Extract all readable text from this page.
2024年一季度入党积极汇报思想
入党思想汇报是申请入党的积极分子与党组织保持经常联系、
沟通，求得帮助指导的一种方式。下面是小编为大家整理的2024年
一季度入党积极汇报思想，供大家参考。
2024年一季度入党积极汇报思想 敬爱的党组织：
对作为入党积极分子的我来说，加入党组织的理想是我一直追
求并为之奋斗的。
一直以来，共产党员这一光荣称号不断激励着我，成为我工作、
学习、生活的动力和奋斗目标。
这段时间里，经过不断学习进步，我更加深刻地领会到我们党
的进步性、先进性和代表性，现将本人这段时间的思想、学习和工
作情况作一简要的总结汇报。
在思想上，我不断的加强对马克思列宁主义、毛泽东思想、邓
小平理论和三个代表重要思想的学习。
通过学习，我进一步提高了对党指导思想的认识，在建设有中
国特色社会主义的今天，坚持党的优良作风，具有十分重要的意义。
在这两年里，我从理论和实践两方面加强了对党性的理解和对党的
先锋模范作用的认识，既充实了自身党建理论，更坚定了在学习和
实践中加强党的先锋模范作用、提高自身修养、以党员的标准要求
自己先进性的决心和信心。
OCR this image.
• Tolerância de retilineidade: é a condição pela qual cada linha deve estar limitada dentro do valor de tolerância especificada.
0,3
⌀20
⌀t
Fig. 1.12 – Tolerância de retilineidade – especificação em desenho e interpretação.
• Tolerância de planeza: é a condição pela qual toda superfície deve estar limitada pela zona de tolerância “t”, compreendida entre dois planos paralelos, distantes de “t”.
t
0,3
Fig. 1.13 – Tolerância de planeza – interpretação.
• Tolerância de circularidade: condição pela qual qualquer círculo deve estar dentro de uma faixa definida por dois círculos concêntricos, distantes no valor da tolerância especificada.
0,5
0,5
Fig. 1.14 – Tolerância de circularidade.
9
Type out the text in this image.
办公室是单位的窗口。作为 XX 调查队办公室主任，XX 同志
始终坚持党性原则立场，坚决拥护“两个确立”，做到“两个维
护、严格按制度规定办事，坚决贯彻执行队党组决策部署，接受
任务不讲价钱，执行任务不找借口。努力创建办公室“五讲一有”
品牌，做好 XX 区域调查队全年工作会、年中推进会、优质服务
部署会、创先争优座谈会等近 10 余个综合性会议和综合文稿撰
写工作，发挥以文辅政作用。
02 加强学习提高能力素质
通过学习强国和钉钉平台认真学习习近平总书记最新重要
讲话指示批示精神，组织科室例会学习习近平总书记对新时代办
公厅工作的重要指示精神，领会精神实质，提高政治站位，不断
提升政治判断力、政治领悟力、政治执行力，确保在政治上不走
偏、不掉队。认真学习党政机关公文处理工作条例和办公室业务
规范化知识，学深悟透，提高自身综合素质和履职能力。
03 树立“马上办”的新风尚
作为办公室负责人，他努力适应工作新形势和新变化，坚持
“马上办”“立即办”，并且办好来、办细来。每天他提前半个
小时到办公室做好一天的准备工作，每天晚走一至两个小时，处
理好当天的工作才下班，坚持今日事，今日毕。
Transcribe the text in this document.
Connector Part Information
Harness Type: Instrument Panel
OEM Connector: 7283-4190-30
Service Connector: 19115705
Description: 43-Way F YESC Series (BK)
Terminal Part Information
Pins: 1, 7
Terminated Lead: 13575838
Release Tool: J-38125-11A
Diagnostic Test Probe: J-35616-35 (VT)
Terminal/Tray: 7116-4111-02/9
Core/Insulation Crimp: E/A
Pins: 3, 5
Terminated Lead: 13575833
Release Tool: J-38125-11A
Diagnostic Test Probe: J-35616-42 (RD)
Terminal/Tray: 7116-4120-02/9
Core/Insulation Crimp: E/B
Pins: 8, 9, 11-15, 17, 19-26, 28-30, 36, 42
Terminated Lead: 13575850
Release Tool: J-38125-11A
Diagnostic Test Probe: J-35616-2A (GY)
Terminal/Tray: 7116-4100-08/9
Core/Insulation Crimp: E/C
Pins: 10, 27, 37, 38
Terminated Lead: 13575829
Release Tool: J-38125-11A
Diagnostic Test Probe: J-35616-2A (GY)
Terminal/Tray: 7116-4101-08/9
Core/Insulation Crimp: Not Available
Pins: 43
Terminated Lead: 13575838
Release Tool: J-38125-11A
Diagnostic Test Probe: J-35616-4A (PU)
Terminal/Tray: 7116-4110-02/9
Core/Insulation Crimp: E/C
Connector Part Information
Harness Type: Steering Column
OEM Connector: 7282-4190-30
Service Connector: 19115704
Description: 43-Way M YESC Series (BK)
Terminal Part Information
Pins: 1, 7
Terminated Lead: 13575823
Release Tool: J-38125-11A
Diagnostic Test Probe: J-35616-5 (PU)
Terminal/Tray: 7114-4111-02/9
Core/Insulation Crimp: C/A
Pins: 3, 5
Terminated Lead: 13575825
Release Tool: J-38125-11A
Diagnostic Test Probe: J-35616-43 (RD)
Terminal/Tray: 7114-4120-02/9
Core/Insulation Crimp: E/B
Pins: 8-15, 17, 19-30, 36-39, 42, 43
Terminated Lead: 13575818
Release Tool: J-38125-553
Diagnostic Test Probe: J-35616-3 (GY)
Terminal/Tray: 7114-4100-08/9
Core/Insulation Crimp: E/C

□ □ □ □

→ **Problem statement**: Could you reproduce every record above exactly as it appears?

→ **Response to this task**:
Extract all readable text from this page.
2024年一季度入党积极汇报思想
入党思想汇报是申请入党的积极分子与党组织保持经常联系、
沟通，求得帮助指导的一种方式。下面是小编为大家整理的2024年
一季度入党积极汇报思想，供大家参考。
2024年一季度入党积极汇报思想 敬爱的党组织：
对作为入党积极分子的我来说，加入党组织的理想是我一直追
求并为之奋斗的。
一直以来，共产党员这一光荣称号不断激励着我，成为我工作、
学习、生活的动力和奋斗目标。
这段时间里，经过不断学习进步，我更加深刻地领会到我们党
的进步性、先进性和代表性，现将本人这段时间的思想、学习和工
作情况作一简要的总结汇报。
在思想上，我不断的加强对马克思列宁主义、毛泽东思想、邓
小平理论和三个代表重要思想的学习。
通过学习，我进一步提高了对党指导思想的认识，在建设有中
国特色社会主义的今天，坚持党的优良作风，具有十分重要的意义。
在这两年里，我从理论和实践两方面加强了对党性的理解和对党的
先锋模范作用的认识，既充实了自身党建理论，更坚定了在学习和
实践中加强党的先锋模范作用、提高自身修养、以党员的标准要求
自己先进性的决心和信心。
OCR this image.
• Tolerância de retilineidade: é a condição pela qual cada linha deve estar limitada dentro do valor de tolerância especificada.
0,3
⌀20
⌀t
Fig. 1.12 – Tolerância de retilineidade – especificação em desenho e interpretação.
• Tolerância de planeza: é a condição pela qual toda superfície deve estar limitada pela zona de tolerância “t”, compreendida entre dois planos paralelos, distantes de “t”.
t
0,3
Fig. 1.13 – Tolerância de planeza – interpretação.
• Tolerância de circularidade: condição pela qual qualquer círculo deve estar dentro de uma faixa definida por dois círculos concêntricos, distantes no valor da tolerância especificada.
0,5
0,5
Fig. 1.14 – Tolerância de circularidade.
9
Type out the text in this image.
办公室是单位的窗口。作为 XX 调查队办公室主任，XX 同志
始终坚持党性原则立场，坚决拥护“两个确立”，做到“两个维
护、严格按制度规定办事，坚决贯彻执行队党组决策部署，接受
任务不讲价钱，执行任务不找借口。努力创建办公室“五讲一有”
品牌，做好 XX 区域调查队全年工作会、年中推进会、优质服务
部署会、创先争优座谈会等近 10 余个综合性会议和综合文稿撰
写工作，发挥以文辅政作用。
02 加强学习提高能力素质
通过学习强国和钉钉平台认真学习习近平总书记最新重要
讲话指示批示精神，组织科室例会学习习近平总书记对新时代办
公厅工作的重要指示精神，领会精神实质，提高政治站位，不断
提升政治判断力、政治领悟力、政治执行力，确保在政治上不走
偏、不掉队。认真学习党政机关公文处理工作条例和办公室业务
规范化知识，学深悟透，提高自身综合素质和履职能力。
03 树立“马上办”的新风尚
作为办公室负责人，他努力适应工作新形势和新变化，坚持
“马上办”“立即办”，并且办好来、办细来。每天他提前半个
小时到办公室做好一天的准备工作，每天晚走一至两个小时，处
理好当天的工作才下班，坚持今日事，今日毕。
Transcribe the text in this document.
Connector Part Information
Harness Type: Instrument Panel
OEM Connector: 7283-4190-30
Service Connector: 19115705
Description: 43-Way F YESC Series (BK)
Terminal Part Information
Pins: 1, 7
Terminated Lead: 13575838
Release Tool: J-38125-11A
Diagnostic Test Probe: J-35616-35 (VT)
Terminal/Tray: 7116-4111-02/9
Core/Insulation Crimp: E/A
Pins: 3, 5
Terminated Lead: 13575833
Release Tool: J-38125-11A
Diagnostic Test Probe: J-35616-42 (RD)
Terminal/Tray: 7116-4120-02/9
Core/Insulation Crimp: E/B
Pins: 8, 9, 11-15, 17, 19-26, 28-30, 36, 42
Terminated Lead: 13575850
Release Tool: J-38125-11A
Diagnostic Test Probe: J-35616-2A (GY)
Terminal/Tray: 7116-4100-08/9
Core/Insulation Crimp: E/C
Pins: 10, 27, 37, 38
Terminated Lead: 13575829
Release Tool: J-38125-11A
Diagnostic Test Probe: J-35616-2A (GY)
Terminal/Tray: 7116-4101-08/9
Core/Insulation Crimp: Not Available
Pins: 43
Terminated Lead: 13575838
Release Tool: J-38125-11A
Diagnostic Test Probe: J-35616-4A (PU)
Terminal/Tray: 7116-4110-02/9
Core/Insulation Crimp: E/C
Connector Part Information
Harness Type: Steering Column
OEM Connector: 7282-4190-30
Service Connector: 19115704
Description: 43-Way M YESC Series (BK)
Terminal Part Information
Pins: 1, 7
Terminated Lead: 13575823
Release Tool: J-38125-11A
Diagnostic Test Probe: J-35616-5 (PU)
Terminal/Tray: 7114-4111-02/9
Core/Insulation Crimp: C/A
Pins: 3, 5
Terminated Lead: 13575825
Release Tool: J-38125-11A
Diagnostic Test Probe: J-35616-43 (RD)
Terminal/Tray: 7114-4120-02/9
Core/Insulation Crimp: E/B
Pins: 8-15, 17, 19-30, 36-39, 42, 43
Terminated Lead: 13575818
Release Tool: J-38125-553
Diagnostic Test Probe: J-35616-3 (GY)
Terminal/Tray: 7114-4100-08/9
Core/Insulation Crimp: E/C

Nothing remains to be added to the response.